= STATED PROBLEM =
Quote all lines below exactly. Images stay out.

## start DATA EXTRACT

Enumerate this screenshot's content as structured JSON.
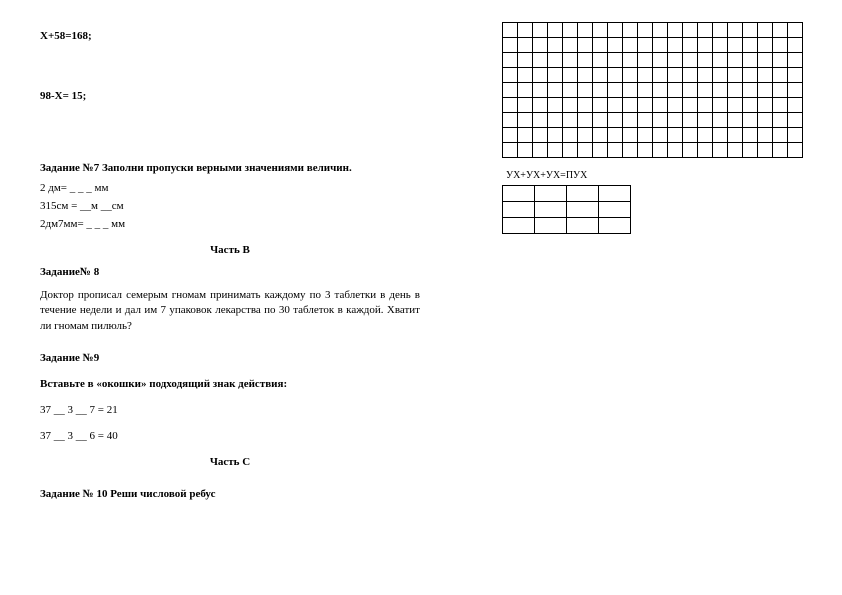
{
  "equations": {
    "eq1": "Х+58=168;",
    "eq2": "98-Х= 15;"
  },
  "task7": {
    "title": "Задание №7 Заполни пропуски верными значениями величин.",
    "l1": "2 дм=  _ _ _ мм",
    "l2": "315см = __м __см",
    "l3": "2дм7мм= _ _ _ мм"
  },
  "partB": "Часть В",
  "task8": {
    "title": "Задание№ 8",
    "body": "Доктор прописал семерым гномам принимать каждому по 3 таблетки в день в течение недели и дал им 7 упаковок лекарства по 30 таблеток в каждой. Хватит ли гномам пилюль?"
  },
  "task9": {
    "title": "Задание №9",
    "instr": "Вставьте в «окошки» подходящий знак действия:",
    "e1": "37  __ 3 __ 7 = 21",
    "e2": "37 __ 3 __ 6 = 40"
  },
  "partC": "Часть С",
  "task10": {
    "title": "Задание № 10 Реши числовой ребус"
  },
  "rebus": {
    "label": "УХ+УХ+УХ=ПУХ"
  },
  "bigGrid": {
    "rows": 9,
    "cols": 20
  },
  "smallGrid": {
    "rows": 3,
    "cols": 4
  }
}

## end DATA EXTRACT

= RESULT OF THIS EXERCISE =
Enumerate this screenshot's content as structured JSON.
{
  "equations": {
    "eq1": "Х+58=168;",
    "eq2": "98-Х= 15;"
  },
  "task7": {
    "title": "Задание №7 Заполни пропуски верными значениями величин.",
    "l1": "2 дм=  _ _ _ мм",
    "l2": "315см = __м __см",
    "l3": "2дм7мм= _ _ _ мм"
  },
  "partB": "Часть В",
  "task8": {
    "title": "Задание№ 8",
    "body": "Доктор прописал семерым гномам принимать каждому по 3 таблетки в день в течение недели и дал им 7 упаковок лекарства по 30 таблеток в каждой. Хватит ли гномам пилюль?"
  },
  "task9": {
    "title": "Задание №9",
    "instr": "Вставьте в «окошки» подходящий знак действия:",
    "e1": "37  __ 3 __ 7 = 21",
    "e2": "37 __ 3 __ 6 = 40"
  },
  "partC": "Часть С",
  "task10": {
    "title": "Задание № 10 Реши числовой ребус"
  },
  "rebus": {
    "label": "УХ+УХ+УХ=ПУХ"
  },
  "bigGrid": {
    "rows": 9,
    "cols": 20
  },
  "smallGrid": {
    "rows": 3,
    "cols": 4
  }
}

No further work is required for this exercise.